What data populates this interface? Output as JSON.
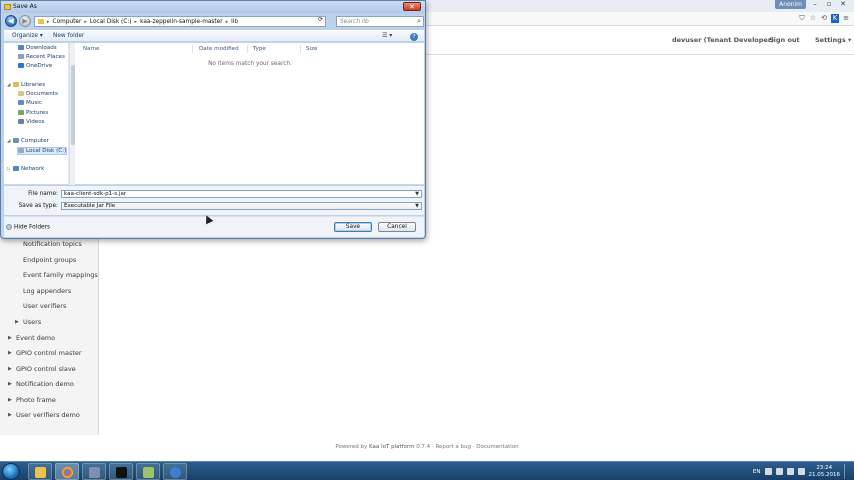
{
  "browser": {
    "user_badge": "Anonim",
    "win_minimize": "–",
    "win_maximize": "▫",
    "win_close": "✕",
    "addr_icons": [
      "⛉",
      "☆",
      "⟲",
      "K",
      "≡"
    ]
  },
  "kaa_header": {
    "user": "devuser (Tenant Developer)",
    "sign_out": "Sign out",
    "settings": "Settings"
  },
  "sidebar": {
    "sub_items": [
      "Notification topics",
      "Endpoint groups",
      "Event family mappings",
      "Log appenders",
      "User verifiers",
      "Users"
    ],
    "apps": [
      "Event demo",
      "GPIO control master",
      "GPIO control slave",
      "Notification demo",
      "Photo frame",
      "User verifiers demo"
    ]
  },
  "footer": {
    "powered_by": "Powered by",
    "brand": "Kaa IoT platform",
    "version": "0.7.4",
    "report_bug": "Report a bug",
    "documentation": "Documentation"
  },
  "taskbar": {
    "lang": "EN",
    "time": "23:24",
    "date": "21.05.2016"
  },
  "dialog": {
    "title": "Save As",
    "close_glyph": "✕",
    "breadcrumb": [
      "Computer",
      "Local Disk (C:)",
      "kaa-zeppelin-sample-master",
      "lib"
    ],
    "search_placeholder": "Search lib",
    "toolbar": {
      "organize": "Organize ▾",
      "new_folder": "New folder",
      "view": "☰ ▾",
      "help": "?"
    },
    "nav_tree": {
      "favorites": [
        "Downloads",
        "Recent Places",
        "OneDrive"
      ],
      "libraries_label": "Libraries",
      "libraries": [
        "Documents",
        "Music",
        "Pictures",
        "Videos"
      ],
      "computer_label": "Computer",
      "computer": [
        "Local Disk (C:)"
      ],
      "network_label": "Network"
    },
    "columns": [
      "Name",
      "Date modified",
      "Type",
      "Size"
    ],
    "empty_message": "No items match your search.",
    "file_name_label": "File name:",
    "file_name_value": "kaa-client-sdk-p1-s.jar",
    "save_type_label": "Save as type:",
    "save_type_value": "Executable Jar File",
    "hide_folders": "Hide Folders",
    "save_button": "Save",
    "cancel_button": "Cancel"
  }
}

### What the exercise asks
In the entries above, find each line with the word "GPIO" and show it.

### Correct response
      "GPIO control master",
      "GPIO control slave",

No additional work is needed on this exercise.